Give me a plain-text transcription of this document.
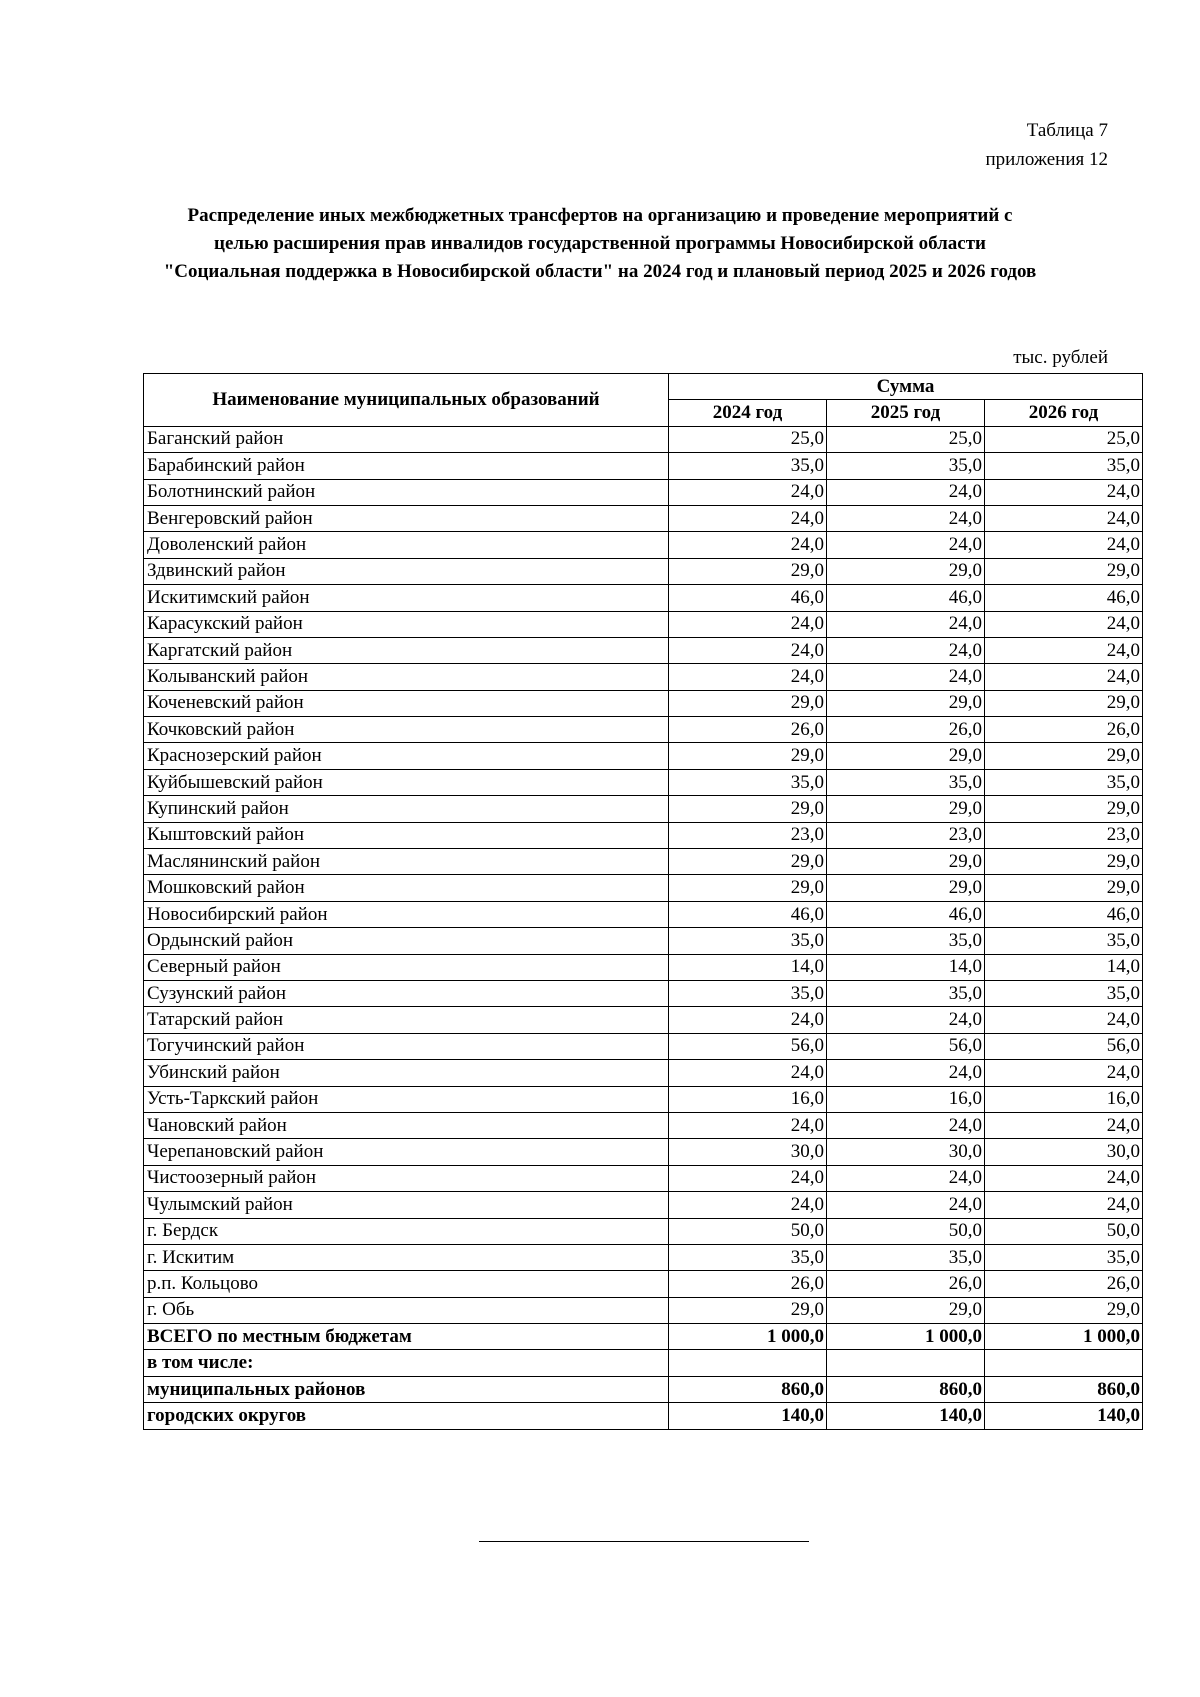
Таблица 7
приложения 12
Распределение иных межбюджетных трансфертов на организацию и проведение мероприятий с
целью расширения прав инвалидов государственной программы Новосибирской области
"Социальная поддержка в Новосибирской области" на 2024 год и плановый период 2025 и 2026 годов
тыс. рублей
Наименование муниципальных образований	Сумма		
	2024 год	2025 год	2026 год
Баганский район	25,0	25,0	25,0
Барабинский район	35,0	35,0	35,0
Болотнинский район	24,0	24,0	24,0
Венгеровский район	24,0	24,0	24,0
Доволенский район	24,0	24,0	24,0
Здвинский район	29,0	29,0	29,0
Искитимский район	46,0	46,0	46,0
Карасукский район	24,0	24,0	24,0
Каргатский район	24,0	24,0	24,0
Колыванский район	24,0	24,0	24,0
Коченевский район	29,0	29,0	29,0
Кочковский район	26,0	26,0	26,0
Краснозерский район	29,0	29,0	29,0
Куйбышевский район	35,0	35,0	35,0
Купинский район	29,0	29,0	29,0
Кыштовский район	23,0	23,0	23,0
Маслянинский район	29,0	29,0	29,0
Мошковский район	29,0	29,0	29,0
Новосибирский район	46,0	46,0	46,0
Ордынский район	35,0	35,0	35,0
Северный район	14,0	14,0	14,0
Сузунский район	35,0	35,0	35,0
Татарский район	24,0	24,0	24,0
Тогучинский район	56,0	56,0	56,0
Убинский район	24,0	24,0	24,0
Усть-Таркский район	16,0	16,0	16,0
Чановский район	24,0	24,0	24,0
Черепановский район	30,0	30,0	30,0
Чистоозерный район	24,0	24,0	24,0
Чулымский район	24,0	24,0	24,0
г. Бердск	50,0	50,0	50,0
г. Искитим	35,0	35,0	35,0
р.п. Кольцово	26,0	26,0	26,0
г. Обь	29,0	29,0	29,0
ВСЕГО по местным бюджетам	1 000,0	1 000,0	1 000,0
в том числе:			
муниципальных районов	860,0	860,0	860,0
городских округов	140,0	140,0	140,0
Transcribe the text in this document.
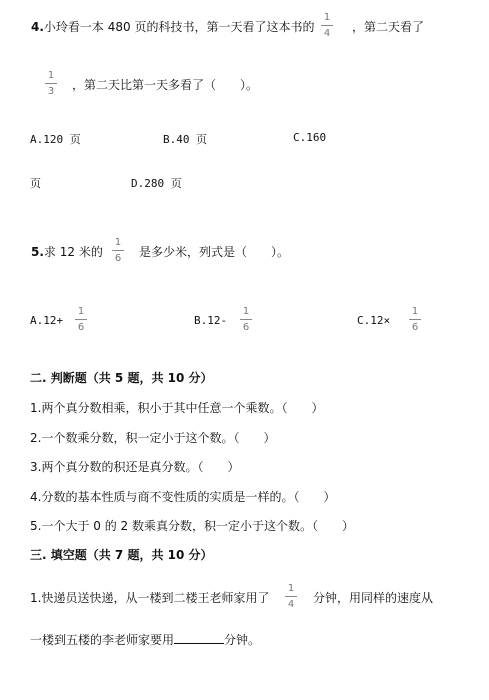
4.小玲看一本 480 页的科技书，第一天看了这本书的
1
4	，第二天看了
1
3	，第二天比第一天多看了（　　）。
A.120 页	B.40 页	C.160
页	D.280 页
5.求 12 米的
1
6	是多少米，列式是（　　）。
A.12+
1
6
B.12-
1
6
C.12×
1
6
二. 判断题（共 5 题，共 10 分）
1.两个真分数相乘，积小于其中任意一个乘数。（　　）
2.一个数乘分数，积一定小于这个数。（　　）
3.两个真分数的积还是真分数。（　　）
4.分数的基本性质与商不变性质的实质是一样的。（　　）
5.一个大于 0 的 2 数乘真分数，积一定小于这个数。（　　）
三. 填空题（共 7 题，共 10 分）
1.快递员送快递，从一楼到二楼王老师家用了
1
4	分钟，用同样的速度从
一楼到五楼的李老师家要用	分钟。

==============================

Task objective:
Extract exactly the lines above from the line containing "Transcribe the text in this document." through the last one, both ends included, but not the pictures.

Worked answer:
Transcribe the text in this document.
4.小玲看一本 480 页的科技书，第一天看了这本书的
1
4	，第二天看了
1
3	，第二天比第一天多看了（　　）。
A.120 页	B.40 页	C.160
页	D.280 页
5.求 12 米的
1
6	是多少米，列式是（　　）。
A.12+
1
6
B.12-
1
6
C.12×
1
6
二. 判断题（共 5 题，共 10 分）
1.两个真分数相乘，积小于其中任意一个乘数。（　　）
2.一个数乘分数，积一定小于这个数。（　　）
3.两个真分数的积还是真分数。（　　）
4.分数的基本性质与商不变性质的实质是一样的。（　　）
5.一个大于 0 的 2 数乘真分数，积一定小于这个数。（　　）
三. 填空题（共 7 题，共 10 分）
1.快递员送快递，从一楼到二楼王老师家用了
1
4	分钟，用同样的速度从
一楼到五楼的李老师家要用	分钟。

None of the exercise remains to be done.